» Exercise brief
Reproduce the complete listing without any deviation.

Stored data:
——

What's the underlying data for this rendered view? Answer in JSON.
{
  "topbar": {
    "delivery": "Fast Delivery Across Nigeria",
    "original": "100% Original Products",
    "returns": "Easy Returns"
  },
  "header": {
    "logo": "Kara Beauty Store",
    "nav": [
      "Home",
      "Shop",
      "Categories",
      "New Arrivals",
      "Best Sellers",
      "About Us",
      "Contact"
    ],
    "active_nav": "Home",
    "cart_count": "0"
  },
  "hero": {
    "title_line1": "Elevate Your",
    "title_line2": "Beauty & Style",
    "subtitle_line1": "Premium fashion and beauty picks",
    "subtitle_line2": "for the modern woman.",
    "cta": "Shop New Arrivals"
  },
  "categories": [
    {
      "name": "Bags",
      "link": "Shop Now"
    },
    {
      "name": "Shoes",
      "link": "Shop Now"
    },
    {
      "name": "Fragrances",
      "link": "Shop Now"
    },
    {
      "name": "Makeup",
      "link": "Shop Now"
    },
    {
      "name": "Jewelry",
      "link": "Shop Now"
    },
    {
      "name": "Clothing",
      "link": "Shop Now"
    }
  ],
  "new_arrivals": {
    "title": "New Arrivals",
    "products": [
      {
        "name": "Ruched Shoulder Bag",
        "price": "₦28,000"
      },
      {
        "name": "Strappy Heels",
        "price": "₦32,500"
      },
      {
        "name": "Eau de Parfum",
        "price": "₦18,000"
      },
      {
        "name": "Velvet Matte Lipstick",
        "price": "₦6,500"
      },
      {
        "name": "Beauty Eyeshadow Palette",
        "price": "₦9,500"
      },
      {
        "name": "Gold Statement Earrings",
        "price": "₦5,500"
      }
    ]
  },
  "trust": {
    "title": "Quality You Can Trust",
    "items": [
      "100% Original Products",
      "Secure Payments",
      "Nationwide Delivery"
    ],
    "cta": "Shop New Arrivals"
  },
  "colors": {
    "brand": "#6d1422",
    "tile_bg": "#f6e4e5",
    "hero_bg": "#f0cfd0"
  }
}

——

» Solution for this exercise
What's the underlying data for this rendered view? Answer in JSON.
{
  "topbar": {
    "delivery": "Fast Delivery Across Nigeria",
    "original": "100% Original Products",
    "returns": "Easy Returns"
  },
  "header": {
    "logo": "Kara Beauty Store",
    "nav": [
      "Home",
      "Shop",
      "Categories",
      "New Arrivals",
      "Best Sellers",
      "About Us",
      "Contact"
    ],
    "active_nav": "Home",
    "cart_count": "0"
  },
  "hero": {
    "title_line1": "Elevate Your",
    "title_line2": "Beauty & Style",
    "subtitle_line1": "Premium fashion and beauty picks",
    "subtitle_line2": "for the modern woman.",
    "cta": "Shop New Arrivals"
  },
  "categories": [
    {
      "name": "Bags",
      "link": "Shop Now"
    },
    {
      "name": "Shoes",
      "link": "Shop Now"
    },
    {
      "name": "Fragrances",
      "link": "Shop Now"
    },
    {
      "name": "Makeup",
      "link": "Shop Now"
    },
    {
      "name": "Jewelry",
      "link": "Shop Now"
    },
    {
      "name": "Clothing",
      "link": "Shop Now"
    }
  ],
  "new_arrivals": {
    "title": "New Arrivals",
    "products": [
      {
        "name": "Ruched Shoulder Bag",
        "price": "₦28,000"
      },
      {
        "name": "Strappy Heels",
        "price": "₦32,500"
      },
      {
        "name": "Eau de Parfum",
        "price": "₦18,000"
      },
      {
        "name": "Velvet Matte Lipstick",
        "price": "₦6,500"
      },
      {
        "name": "Beauty Eyeshadow Palette",
        "price": "₦9,500"
      },
      {
        "name": "Gold Statement Earrings",
        "price": "₦5,500"
      }
    ]
  },
  "trust": {
    "title": "Quality You Can Trust",
    "items": [
      "100% Original Products",
      "Secure Payments",
      "Nationwide Delivery"
    ],
    "cta": "Shop New Arrivals"
  },
  "colors": {
    "brand": "#6d1422",
    "tile_bg": "#f6e4e5",
    "hero_bg": "#f0cfd0"
  }
}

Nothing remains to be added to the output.